-- start of TASK DATA --

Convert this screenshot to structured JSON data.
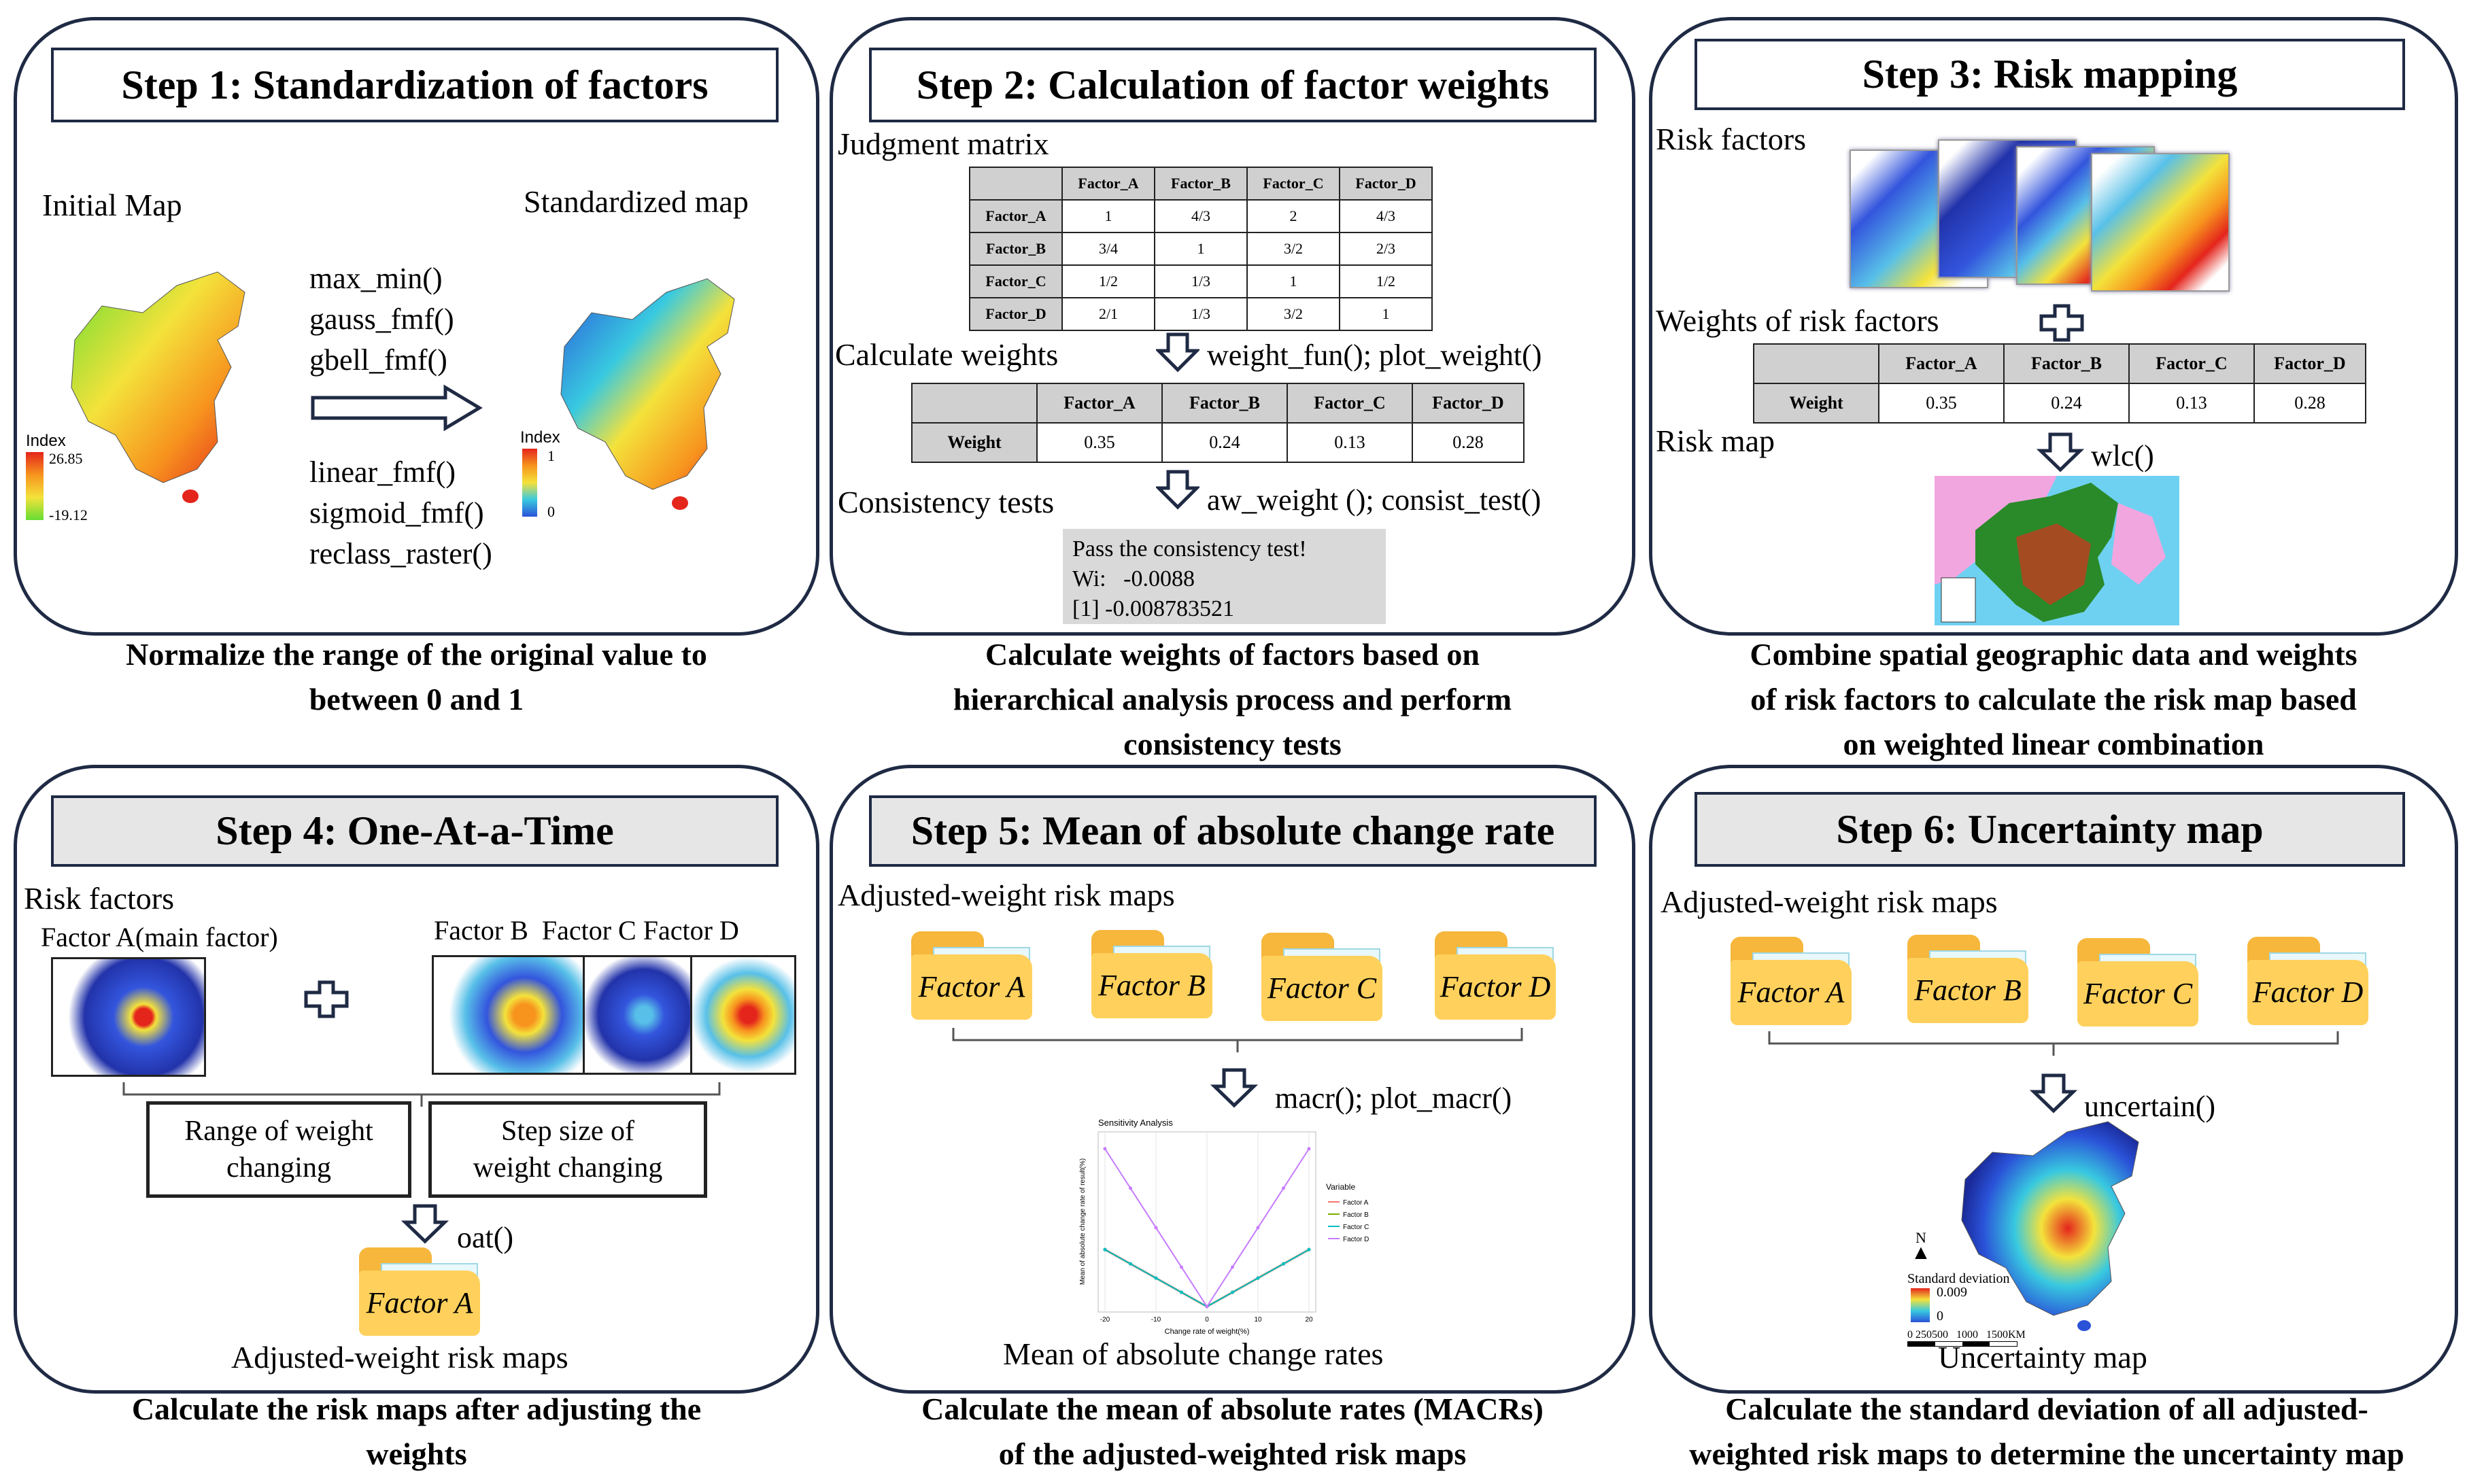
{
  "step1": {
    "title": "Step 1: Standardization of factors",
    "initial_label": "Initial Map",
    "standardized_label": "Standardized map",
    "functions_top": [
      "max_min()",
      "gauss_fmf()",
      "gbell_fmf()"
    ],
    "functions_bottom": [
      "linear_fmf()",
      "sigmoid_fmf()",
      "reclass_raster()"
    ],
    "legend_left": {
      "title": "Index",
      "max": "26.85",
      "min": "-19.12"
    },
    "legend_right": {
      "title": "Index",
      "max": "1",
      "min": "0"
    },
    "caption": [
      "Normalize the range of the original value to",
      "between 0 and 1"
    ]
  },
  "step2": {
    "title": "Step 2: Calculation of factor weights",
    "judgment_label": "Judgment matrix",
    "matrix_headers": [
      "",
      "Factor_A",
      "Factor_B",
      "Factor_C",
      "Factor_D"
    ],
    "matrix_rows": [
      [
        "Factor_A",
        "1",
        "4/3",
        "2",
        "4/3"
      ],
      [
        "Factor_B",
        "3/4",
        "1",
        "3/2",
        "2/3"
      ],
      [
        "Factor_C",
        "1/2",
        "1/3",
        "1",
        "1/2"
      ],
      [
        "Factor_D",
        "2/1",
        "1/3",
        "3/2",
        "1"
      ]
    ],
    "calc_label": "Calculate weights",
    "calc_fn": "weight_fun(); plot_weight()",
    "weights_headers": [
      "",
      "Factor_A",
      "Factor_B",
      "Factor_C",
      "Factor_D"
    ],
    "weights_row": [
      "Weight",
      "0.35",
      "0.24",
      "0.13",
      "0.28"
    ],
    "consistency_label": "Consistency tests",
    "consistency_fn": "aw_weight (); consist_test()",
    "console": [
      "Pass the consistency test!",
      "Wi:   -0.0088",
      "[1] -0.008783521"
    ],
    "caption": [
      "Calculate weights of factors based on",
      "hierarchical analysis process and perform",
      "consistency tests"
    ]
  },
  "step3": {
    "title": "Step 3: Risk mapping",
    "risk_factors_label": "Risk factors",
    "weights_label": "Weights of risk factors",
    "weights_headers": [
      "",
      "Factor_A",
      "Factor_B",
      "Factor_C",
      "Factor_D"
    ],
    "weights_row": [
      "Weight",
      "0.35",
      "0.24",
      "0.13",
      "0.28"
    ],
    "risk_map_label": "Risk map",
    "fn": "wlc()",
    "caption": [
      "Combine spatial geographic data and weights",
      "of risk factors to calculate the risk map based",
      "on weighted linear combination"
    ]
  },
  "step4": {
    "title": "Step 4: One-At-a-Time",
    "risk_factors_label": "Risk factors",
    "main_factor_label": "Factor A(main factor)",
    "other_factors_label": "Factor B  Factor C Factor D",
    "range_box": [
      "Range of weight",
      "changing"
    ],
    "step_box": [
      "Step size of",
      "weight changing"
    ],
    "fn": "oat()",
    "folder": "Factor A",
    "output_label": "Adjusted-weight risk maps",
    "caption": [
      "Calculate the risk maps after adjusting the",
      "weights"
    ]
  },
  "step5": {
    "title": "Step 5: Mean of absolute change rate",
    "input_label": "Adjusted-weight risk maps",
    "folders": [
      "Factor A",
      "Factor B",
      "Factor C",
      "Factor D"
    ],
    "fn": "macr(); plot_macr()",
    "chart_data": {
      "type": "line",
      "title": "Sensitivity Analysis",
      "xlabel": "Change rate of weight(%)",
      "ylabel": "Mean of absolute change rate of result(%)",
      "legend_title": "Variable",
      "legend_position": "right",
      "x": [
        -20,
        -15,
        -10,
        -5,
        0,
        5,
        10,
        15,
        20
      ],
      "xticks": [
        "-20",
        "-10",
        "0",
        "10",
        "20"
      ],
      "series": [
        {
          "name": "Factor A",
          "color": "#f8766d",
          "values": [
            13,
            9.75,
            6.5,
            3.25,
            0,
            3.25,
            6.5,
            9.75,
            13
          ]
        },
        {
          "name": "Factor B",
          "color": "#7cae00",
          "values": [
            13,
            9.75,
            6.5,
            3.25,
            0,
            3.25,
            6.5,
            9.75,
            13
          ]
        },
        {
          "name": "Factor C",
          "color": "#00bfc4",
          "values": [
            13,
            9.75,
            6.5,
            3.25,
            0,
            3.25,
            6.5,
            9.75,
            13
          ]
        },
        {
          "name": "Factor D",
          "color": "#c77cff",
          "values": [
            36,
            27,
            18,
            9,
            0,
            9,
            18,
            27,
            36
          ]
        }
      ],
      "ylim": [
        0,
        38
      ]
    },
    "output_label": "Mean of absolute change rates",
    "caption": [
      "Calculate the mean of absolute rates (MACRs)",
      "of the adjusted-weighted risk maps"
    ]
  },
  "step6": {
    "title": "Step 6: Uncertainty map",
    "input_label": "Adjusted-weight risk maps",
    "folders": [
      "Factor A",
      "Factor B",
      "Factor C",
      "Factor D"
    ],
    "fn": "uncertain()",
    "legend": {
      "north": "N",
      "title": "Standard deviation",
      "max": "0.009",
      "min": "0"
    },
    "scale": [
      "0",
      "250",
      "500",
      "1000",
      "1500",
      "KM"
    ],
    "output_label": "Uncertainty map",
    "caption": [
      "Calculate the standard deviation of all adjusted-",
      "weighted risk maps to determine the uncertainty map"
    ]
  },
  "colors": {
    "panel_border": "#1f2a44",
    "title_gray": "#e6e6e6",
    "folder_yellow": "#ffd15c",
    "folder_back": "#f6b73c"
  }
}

-- end of TASK DATA --
-- start of TASK DATA --

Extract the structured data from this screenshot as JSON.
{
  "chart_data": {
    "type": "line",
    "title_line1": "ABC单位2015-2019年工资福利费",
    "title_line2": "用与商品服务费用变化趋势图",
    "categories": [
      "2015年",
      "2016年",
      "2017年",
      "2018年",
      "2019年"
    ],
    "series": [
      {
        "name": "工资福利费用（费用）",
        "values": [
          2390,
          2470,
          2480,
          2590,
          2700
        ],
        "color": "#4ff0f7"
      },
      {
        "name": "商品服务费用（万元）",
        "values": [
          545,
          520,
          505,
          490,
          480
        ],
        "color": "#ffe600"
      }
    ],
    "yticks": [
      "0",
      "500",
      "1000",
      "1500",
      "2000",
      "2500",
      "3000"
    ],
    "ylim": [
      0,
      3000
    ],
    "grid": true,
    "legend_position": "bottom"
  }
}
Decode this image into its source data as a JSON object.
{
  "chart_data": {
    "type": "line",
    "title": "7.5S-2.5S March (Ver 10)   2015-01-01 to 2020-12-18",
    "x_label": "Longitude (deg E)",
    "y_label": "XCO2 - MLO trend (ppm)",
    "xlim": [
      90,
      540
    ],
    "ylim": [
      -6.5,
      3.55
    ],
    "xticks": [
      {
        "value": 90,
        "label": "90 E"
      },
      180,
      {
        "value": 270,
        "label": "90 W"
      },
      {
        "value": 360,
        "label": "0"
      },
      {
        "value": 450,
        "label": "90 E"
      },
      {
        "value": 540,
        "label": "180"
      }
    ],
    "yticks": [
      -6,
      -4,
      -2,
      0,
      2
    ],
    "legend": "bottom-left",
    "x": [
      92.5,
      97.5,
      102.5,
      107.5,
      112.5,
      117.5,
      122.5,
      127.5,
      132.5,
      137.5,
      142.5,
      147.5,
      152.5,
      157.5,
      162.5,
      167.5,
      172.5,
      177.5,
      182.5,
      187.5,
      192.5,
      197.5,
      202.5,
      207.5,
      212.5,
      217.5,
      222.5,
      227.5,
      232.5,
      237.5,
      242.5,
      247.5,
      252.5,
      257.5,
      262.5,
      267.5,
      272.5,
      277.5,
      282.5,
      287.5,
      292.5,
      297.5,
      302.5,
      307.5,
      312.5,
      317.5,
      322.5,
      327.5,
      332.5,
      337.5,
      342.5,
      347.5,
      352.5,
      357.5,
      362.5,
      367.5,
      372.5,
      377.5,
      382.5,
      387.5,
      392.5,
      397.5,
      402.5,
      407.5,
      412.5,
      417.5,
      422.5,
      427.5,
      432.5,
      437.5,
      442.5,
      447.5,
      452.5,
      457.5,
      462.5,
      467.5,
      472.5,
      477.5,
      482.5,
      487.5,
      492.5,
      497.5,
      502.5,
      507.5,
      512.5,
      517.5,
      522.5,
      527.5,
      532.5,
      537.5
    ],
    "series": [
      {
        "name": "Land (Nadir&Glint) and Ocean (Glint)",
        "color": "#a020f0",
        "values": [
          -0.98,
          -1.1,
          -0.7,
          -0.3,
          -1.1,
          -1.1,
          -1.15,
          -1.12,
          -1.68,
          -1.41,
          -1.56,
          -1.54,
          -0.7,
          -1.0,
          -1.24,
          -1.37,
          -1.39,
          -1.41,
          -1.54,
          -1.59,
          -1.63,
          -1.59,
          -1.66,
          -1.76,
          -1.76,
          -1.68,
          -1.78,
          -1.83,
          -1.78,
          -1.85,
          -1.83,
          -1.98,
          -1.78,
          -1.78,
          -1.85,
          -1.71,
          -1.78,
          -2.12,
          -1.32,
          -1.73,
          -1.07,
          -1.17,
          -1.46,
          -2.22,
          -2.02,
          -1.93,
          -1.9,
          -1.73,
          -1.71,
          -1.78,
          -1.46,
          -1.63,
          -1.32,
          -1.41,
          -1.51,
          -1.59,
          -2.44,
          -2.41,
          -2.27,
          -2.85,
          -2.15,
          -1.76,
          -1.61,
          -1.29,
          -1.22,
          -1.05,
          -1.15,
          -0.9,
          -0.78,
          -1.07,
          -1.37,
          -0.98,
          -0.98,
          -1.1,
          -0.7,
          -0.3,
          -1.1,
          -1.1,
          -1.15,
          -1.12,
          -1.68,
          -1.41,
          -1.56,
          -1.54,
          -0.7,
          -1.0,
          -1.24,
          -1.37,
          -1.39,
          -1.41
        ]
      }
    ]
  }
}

-- end of TASK DATA --

▶ [DESCRIPTION OF THE TASK] How many of the lines in the listing above hold the word "weighted"? Report only that figure.

▶ [IN RESPONSE] 3